■ **Requirement**: List the lines of this listing that hold the word "JSON".

■ **Input for this task**:
........
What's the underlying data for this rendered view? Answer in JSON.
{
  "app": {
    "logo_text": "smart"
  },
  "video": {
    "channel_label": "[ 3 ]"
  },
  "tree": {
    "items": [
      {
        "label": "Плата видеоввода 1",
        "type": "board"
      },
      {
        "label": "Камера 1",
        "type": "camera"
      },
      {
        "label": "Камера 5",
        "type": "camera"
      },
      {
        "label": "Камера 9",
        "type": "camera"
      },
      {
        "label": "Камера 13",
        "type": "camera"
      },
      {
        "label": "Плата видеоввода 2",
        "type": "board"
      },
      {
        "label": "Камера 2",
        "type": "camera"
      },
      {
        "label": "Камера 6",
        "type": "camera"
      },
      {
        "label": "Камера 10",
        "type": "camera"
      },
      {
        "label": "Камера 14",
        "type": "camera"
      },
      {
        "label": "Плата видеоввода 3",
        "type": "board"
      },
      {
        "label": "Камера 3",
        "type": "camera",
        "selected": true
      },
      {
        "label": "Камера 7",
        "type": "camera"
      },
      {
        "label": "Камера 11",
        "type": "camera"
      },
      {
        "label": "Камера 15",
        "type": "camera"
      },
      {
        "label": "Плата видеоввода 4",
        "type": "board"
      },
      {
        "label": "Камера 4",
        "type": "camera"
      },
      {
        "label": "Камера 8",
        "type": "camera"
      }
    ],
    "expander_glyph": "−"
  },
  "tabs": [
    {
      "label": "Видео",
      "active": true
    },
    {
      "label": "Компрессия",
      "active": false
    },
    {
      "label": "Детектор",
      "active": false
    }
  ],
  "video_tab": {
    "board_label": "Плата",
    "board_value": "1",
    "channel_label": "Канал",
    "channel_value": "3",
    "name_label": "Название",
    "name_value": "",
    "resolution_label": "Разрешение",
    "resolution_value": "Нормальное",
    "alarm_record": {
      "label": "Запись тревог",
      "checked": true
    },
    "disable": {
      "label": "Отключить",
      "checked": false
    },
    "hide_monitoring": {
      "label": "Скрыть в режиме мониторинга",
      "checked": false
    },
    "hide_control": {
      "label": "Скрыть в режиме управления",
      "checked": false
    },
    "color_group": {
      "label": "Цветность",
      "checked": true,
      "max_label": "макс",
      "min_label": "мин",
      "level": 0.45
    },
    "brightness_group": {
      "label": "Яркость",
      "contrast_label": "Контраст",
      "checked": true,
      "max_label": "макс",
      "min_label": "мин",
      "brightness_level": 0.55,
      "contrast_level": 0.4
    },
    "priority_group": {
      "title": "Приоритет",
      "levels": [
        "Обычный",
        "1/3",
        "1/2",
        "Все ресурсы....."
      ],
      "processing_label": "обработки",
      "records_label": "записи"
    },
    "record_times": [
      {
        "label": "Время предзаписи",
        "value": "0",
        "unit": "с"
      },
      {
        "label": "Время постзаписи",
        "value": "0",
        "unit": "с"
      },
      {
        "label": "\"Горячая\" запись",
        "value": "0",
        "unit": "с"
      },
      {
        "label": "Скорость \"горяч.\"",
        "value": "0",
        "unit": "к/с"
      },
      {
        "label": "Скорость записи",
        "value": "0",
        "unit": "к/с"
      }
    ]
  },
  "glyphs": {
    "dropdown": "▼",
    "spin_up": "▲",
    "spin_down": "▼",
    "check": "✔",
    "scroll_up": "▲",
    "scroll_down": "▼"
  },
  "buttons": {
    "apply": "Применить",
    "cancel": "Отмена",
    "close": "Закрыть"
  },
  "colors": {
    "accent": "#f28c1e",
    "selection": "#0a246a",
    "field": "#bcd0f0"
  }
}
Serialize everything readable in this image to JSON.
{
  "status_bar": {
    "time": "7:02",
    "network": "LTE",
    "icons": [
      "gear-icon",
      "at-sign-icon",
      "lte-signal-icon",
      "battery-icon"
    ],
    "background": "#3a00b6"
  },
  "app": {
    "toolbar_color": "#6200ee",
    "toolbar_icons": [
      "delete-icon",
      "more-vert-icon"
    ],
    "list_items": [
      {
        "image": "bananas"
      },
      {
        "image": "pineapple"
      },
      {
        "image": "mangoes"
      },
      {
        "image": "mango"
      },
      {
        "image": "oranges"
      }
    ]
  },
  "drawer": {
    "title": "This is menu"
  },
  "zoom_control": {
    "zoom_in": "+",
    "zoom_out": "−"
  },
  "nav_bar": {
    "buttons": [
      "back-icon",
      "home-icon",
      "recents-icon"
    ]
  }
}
........
■ **Result for this task**:
What's the underlying data for this rendered view? Answer in JSON.
Serialize everything readable in this image to JSON.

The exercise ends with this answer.